Find the line containing "Read all visible content and emit it as JSON." in the material below; copy that line and all following lines exactly.

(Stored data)

------------------------------

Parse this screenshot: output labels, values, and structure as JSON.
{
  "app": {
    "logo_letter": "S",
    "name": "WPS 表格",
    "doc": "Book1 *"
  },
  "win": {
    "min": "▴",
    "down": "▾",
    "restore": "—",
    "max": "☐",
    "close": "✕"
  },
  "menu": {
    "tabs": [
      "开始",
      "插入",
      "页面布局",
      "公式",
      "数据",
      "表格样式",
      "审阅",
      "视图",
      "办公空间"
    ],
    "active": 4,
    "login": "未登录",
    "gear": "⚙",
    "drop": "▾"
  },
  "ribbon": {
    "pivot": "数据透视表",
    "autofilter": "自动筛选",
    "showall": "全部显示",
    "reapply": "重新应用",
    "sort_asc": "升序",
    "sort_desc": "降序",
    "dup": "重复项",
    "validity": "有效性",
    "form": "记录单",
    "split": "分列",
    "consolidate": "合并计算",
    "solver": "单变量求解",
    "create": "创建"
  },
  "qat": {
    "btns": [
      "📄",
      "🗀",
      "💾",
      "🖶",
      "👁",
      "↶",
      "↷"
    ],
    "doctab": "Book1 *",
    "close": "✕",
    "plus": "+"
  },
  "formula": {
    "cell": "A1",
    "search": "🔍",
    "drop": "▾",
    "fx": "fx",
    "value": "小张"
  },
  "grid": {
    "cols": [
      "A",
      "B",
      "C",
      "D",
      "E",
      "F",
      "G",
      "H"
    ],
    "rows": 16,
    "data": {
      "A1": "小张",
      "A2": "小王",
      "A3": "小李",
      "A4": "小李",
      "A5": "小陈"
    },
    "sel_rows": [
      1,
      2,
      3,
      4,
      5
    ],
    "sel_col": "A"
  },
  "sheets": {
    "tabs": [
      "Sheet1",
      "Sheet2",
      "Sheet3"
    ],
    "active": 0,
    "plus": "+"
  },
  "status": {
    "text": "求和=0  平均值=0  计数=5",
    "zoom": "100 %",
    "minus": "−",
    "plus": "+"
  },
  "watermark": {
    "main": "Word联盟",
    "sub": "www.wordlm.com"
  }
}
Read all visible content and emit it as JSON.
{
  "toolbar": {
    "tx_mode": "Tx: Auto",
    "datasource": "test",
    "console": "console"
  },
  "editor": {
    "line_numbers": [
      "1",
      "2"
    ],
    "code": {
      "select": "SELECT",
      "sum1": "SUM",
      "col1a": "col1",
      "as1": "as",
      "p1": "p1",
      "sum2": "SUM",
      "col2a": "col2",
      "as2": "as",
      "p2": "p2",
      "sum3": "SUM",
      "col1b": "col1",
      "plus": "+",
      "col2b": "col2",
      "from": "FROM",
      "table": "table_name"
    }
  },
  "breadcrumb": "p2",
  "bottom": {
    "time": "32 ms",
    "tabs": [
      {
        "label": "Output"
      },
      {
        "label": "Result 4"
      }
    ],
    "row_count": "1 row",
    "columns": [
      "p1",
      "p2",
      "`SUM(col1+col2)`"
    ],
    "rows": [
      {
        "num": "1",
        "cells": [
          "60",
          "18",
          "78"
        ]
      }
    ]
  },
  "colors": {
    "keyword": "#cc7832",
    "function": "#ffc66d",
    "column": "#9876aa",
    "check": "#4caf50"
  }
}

------------------------------

> [Output below]
Read all visible content and emit it as JSON.
{
  "toolbar": {
    "tx_mode": "Tx: Auto",
    "datasource": "test",
    "console": "console"
  },
  "editor": {
    "line_numbers": [
      "1",
      "2"
    ],
    "code": {
      "select": "SELECT",
      "sum1": "SUM",
      "col1a": "col1",
      "as1": "as",
      "p1": "p1",
      "sum2": "SUM",
      "col2a": "col2",
      "as2": "as",
      "p2": "p2",
      "sum3": "SUM",
      "col1b": "col1",
      "plus": "+",
      "col2b": "col2",
      "from": "FROM",
      "table": "table_name"
    }
  },
  "breadcrumb": "p2",
  "bottom": {
    "time": "32 ms",
    "tabs": [
      {
        "label": "Output"
      },
      {
        "label": "Result 4"
      }
    ],
    "row_count": "1 row",
    "columns": [
      "p1",
      "p2",
      "`SUM(col1+col2)`"
    ],
    "rows": [
      {
        "num": "1",
        "cells": [
          "60",
          "18",
          "78"
        ]
      }
    ]
  },
  "colors": {
    "keyword": "#cc7832",
    "function": "#ffc66d",
    "column": "#9876aa",
    "check": "#4caf50"
  }
}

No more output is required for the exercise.